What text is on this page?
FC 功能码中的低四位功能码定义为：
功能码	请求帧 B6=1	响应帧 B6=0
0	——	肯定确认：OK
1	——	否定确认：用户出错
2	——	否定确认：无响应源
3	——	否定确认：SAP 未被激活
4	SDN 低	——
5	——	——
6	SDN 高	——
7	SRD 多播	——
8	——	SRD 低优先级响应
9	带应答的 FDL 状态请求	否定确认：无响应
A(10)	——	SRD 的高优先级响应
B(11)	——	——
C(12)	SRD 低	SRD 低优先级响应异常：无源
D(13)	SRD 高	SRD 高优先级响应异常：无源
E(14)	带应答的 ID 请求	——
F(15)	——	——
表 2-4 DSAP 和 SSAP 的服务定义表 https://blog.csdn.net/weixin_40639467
--
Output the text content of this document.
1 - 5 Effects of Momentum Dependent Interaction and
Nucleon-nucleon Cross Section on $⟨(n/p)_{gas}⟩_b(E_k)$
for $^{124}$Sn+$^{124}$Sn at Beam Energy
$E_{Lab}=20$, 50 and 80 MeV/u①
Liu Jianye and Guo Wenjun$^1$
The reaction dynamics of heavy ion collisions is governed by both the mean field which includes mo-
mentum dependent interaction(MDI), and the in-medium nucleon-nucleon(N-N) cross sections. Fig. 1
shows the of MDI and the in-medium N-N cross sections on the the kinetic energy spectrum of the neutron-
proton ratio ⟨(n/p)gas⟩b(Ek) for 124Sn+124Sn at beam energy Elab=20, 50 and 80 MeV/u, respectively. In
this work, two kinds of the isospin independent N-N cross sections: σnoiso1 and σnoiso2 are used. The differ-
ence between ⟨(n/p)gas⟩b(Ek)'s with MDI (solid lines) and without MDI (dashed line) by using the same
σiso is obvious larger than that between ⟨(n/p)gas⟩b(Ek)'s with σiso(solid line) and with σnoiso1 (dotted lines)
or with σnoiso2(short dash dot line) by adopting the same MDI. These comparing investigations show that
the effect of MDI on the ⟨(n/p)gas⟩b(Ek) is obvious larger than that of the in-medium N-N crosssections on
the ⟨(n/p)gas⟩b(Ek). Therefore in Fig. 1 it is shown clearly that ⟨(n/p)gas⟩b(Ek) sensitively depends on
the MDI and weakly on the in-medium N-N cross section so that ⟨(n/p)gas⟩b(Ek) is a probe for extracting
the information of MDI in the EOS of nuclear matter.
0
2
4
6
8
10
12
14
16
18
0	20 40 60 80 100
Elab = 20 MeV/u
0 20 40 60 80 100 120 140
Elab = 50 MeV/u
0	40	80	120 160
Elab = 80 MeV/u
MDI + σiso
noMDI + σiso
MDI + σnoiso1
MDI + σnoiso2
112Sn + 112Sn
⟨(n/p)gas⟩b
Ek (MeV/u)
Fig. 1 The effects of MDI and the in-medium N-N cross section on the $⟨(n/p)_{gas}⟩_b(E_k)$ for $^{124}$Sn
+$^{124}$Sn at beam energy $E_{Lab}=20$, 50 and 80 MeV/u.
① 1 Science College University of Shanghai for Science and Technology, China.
--
-- PROBLEM STATEMENT --
Scan the data above and copy every line with "solid" in it.

-- FINAL RESULT --
ence between ⟨(n/p)gas⟩b(Ek)'s with MDI (solid lines) and without MDI (dashed line) by using the same
σiso is obvious larger than that between ⟨(n/p)gas⟩b(Ek)'s with σiso(solid line) and with σnoiso1 (dotted lines)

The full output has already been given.